WORK TO BE COMPLETED
Restate all the material verbatim, except for the pictures.

TASK INPUTS
***

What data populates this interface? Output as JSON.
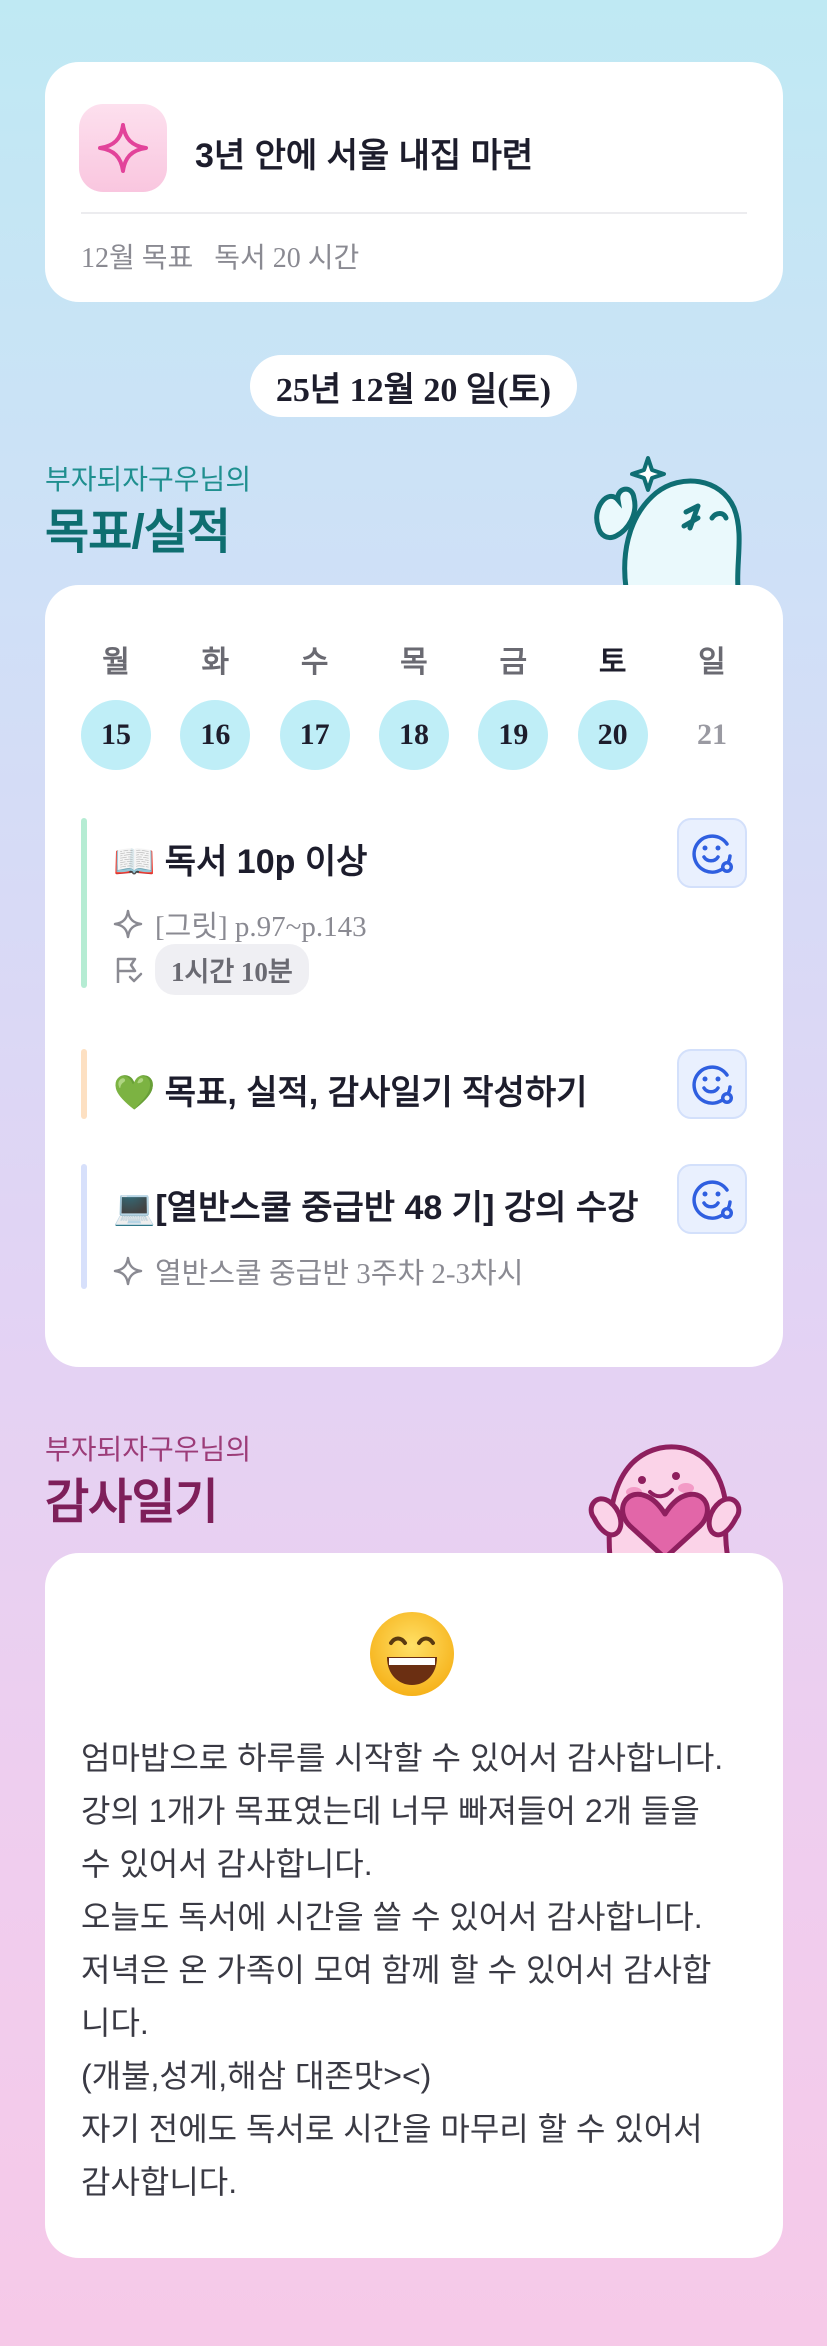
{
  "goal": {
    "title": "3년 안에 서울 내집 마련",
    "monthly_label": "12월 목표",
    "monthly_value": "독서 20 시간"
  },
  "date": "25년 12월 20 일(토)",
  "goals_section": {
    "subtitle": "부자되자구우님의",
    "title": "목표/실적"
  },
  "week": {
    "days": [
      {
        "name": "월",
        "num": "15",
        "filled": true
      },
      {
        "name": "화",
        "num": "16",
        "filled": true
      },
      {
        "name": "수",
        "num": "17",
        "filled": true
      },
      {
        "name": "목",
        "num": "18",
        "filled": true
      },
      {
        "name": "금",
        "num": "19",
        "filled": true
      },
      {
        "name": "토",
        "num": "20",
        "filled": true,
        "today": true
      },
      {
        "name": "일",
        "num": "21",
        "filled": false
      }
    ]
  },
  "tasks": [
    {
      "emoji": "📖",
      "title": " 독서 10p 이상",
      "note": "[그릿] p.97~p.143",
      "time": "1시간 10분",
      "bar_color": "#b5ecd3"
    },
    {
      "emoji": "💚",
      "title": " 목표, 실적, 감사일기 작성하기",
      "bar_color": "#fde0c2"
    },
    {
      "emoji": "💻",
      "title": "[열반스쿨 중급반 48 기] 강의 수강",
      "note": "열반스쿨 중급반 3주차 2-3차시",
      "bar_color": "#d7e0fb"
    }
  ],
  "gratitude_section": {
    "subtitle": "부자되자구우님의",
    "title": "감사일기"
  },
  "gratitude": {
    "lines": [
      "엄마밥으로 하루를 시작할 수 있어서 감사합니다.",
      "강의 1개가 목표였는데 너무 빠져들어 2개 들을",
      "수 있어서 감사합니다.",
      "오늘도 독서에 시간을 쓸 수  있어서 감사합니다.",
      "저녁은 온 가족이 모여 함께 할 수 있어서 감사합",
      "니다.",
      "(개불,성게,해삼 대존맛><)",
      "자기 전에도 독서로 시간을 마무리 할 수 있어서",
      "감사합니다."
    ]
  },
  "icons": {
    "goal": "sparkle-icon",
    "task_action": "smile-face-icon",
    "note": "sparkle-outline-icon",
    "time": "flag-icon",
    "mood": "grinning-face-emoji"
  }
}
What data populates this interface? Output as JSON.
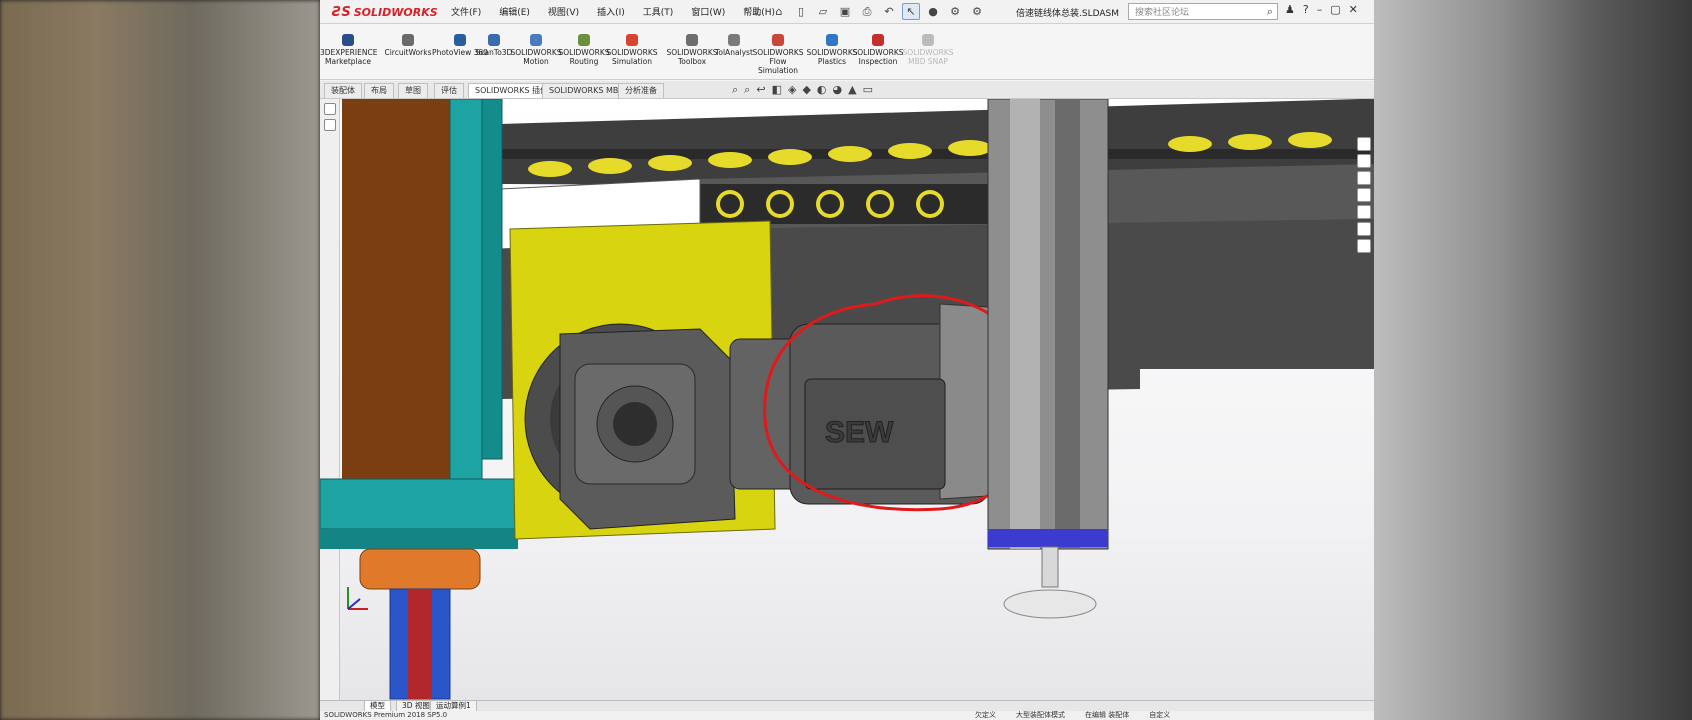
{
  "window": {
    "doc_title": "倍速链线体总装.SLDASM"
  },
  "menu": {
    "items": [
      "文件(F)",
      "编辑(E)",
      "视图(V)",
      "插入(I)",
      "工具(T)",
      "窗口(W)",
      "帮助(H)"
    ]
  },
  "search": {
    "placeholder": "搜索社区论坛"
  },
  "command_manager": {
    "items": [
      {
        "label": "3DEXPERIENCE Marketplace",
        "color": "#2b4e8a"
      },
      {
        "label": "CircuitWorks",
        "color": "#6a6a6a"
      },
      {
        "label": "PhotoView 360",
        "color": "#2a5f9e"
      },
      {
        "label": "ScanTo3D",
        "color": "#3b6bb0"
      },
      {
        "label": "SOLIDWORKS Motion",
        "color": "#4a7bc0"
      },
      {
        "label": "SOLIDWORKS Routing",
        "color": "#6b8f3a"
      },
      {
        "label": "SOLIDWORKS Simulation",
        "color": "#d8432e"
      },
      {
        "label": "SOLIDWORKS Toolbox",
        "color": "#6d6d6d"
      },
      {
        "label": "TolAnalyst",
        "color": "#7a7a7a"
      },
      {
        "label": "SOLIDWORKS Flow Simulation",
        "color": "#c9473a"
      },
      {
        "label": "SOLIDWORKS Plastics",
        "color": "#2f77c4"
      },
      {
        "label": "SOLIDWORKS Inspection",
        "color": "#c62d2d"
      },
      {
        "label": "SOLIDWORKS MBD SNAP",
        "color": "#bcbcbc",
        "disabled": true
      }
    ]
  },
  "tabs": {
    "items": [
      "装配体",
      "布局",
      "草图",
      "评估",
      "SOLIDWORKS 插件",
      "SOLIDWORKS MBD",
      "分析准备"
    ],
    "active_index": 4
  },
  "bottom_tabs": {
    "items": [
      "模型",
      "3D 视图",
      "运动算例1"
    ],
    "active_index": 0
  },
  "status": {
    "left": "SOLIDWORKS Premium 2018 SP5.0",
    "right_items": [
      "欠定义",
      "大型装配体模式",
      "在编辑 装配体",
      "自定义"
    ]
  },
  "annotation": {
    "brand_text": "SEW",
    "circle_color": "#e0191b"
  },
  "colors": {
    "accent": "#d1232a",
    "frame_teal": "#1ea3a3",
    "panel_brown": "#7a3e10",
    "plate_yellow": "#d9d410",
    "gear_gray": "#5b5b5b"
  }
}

***

TASK RESPONSE
What data populates this interface? Output as JSON.
{
  "goal": {
    "title": "3년 안에 서울 내집 마련",
    "monthly_label": "12월 목표",
    "monthly_value": "독서 20 시간"
  },
  "date": "25년 12월 20 일(토)",
  "goals_section": {
    "subtitle": "부자되자구우님의",
    "title": "목표/실적"
  },
  "week": {
    "days": [
      {
        "name": "월",
        "num": "15",
        "filled": true
      },
      {
        "name": "화",
        "num": "16",
        "filled": true
      },
      {
        "name": "수",
        "num": "17",
        "filled": true
      },
      {
        "name": "목",
        "num": "18",
        "filled": true
      },
      {
        "name": "금",
        "num": "19",
        "filled": true
      },
      {
        "name": "토",
        "num": "20",
        "filled": true,
        "today": true
      },
      {
        "name": "일",
        "num": "21",
        "filled": false
      }
    ]
  },
  "tasks": [
    {
      "emoji": "📖",
      "title": " 독서 10p 이상",
      "note": "[그릿] p.97~p.143",
      "time": "1시간 10분",
      "bar_color": "#b5ecd3"
    },
    {
      "emoji": "💚",
      "title": " 목표, 실적, 감사일기 작성하기",
      "bar_color": "#fde0c2"
    },
    {
      "emoji": "💻",
      "title": "[열반스쿨 중급반 48 기] 강의 수강",
      "note": "열반스쿨 중급반 3주차 2-3차시",
      "bar_color": "#d7e0fb"
    }
  ],
  "gratitude_section": {
    "subtitle": "부자되자구우님의",
    "title": "감사일기"
  },
  "gratitude": {
    "lines": [
      "엄마밥으로 하루를 시작할 수 있어서 감사합니다.",
      "강의 1개가 목표였는데 너무 빠져들어 2개 들을",
      "수 있어서 감사합니다.",
      "오늘도 독서에 시간을 쓸 수  있어서 감사합니다.",
      "저녁은 온 가족이 모여 함께 할 수 있어서 감사합",
      "니다.",
      "(개불,성게,해삼 대존맛><)",
      "자기 전에도 독서로 시간을 마무리 할 수 있어서",
      "감사합니다."
    ]
  },
  "icons": {
    "goal": "sparkle-icon",
    "task_action": "smile-face-icon",
    "note": "sparkle-outline-icon",
    "time": "flag-icon",
    "mood": "grinning-face-emoji"
  }
}
What data populates this interface? Output as JSON.
{
  "window": {
    "doc_title": "倍速链线体总装.SLDASM"
  },
  "menu": {
    "items": [
      "文件(F)",
      "编辑(E)",
      "视图(V)",
      "插入(I)",
      "工具(T)",
      "窗口(W)",
      "帮助(H)"
    ]
  },
  "search": {
    "placeholder": "搜索社区论坛"
  },
  "command_manager": {
    "items": [
      {
        "label": "3DEXPERIENCE Marketplace",
        "color": "#2b4e8a"
      },
      {
        "label": "CircuitWorks",
        "color": "#6a6a6a"
      },
      {
        "label": "PhotoView 360",
        "color": "#2a5f9e"
      },
      {
        "label": "ScanTo3D",
        "color": "#3b6bb0"
      },
      {
        "label": "SOLIDWORKS Motion",
        "color": "#4a7bc0"
      },
      {
        "label": "SOLIDWORKS Routing",
        "color": "#6b8f3a"
      },
      {
        "label": "SOLIDWORKS Simulation",
        "color": "#d8432e"
      },
      {
        "label": "SOLIDWORKS Toolbox",
        "color": "#6d6d6d"
      },
      {
        "label": "TolAnalyst",
        "color": "#7a7a7a"
      },
      {
        "label": "SOLIDWORKS Flow Simulation",
        "color": "#c9473a"
      },
      {
        "label": "SOLIDWORKS Plastics",
        "color": "#2f77c4"
      },
      {
        "label": "SOLIDWORKS Inspection",
        "color": "#c62d2d"
      },
      {
        "label": "SOLIDWORKS MBD SNAP",
        "color": "#bcbcbc",
        "disabled": true
      }
    ]
  },
  "tabs": {
    "items": [
      "装配体",
      "布局",
      "草图",
      "评估",
      "SOLIDWORKS 插件",
      "SOLIDWORKS MBD",
      "分析准备"
    ],
    "active_index": 4
  },
  "bottom_tabs": {
    "items": [
      "模型",
      "3D 视图",
      "运动算例1"
    ],
    "active_index": 0
  },
  "status": {
    "left": "SOLIDWORKS Premium 2018 SP5.0",
    "right_items": [
      "欠定义",
      "大型装配体模式",
      "在编辑 装配体",
      "自定义"
    ]
  },
  "annotation": {
    "brand_text": "SEW",
    "circle_color": "#e0191b"
  },
  "colors": {
    "accent": "#d1232a",
    "frame_teal": "#1ea3a3",
    "panel_brown": "#7a3e10",
    "plate_yellow": "#d9d410",
    "gear_gray": "#5b5b5b"
  }
}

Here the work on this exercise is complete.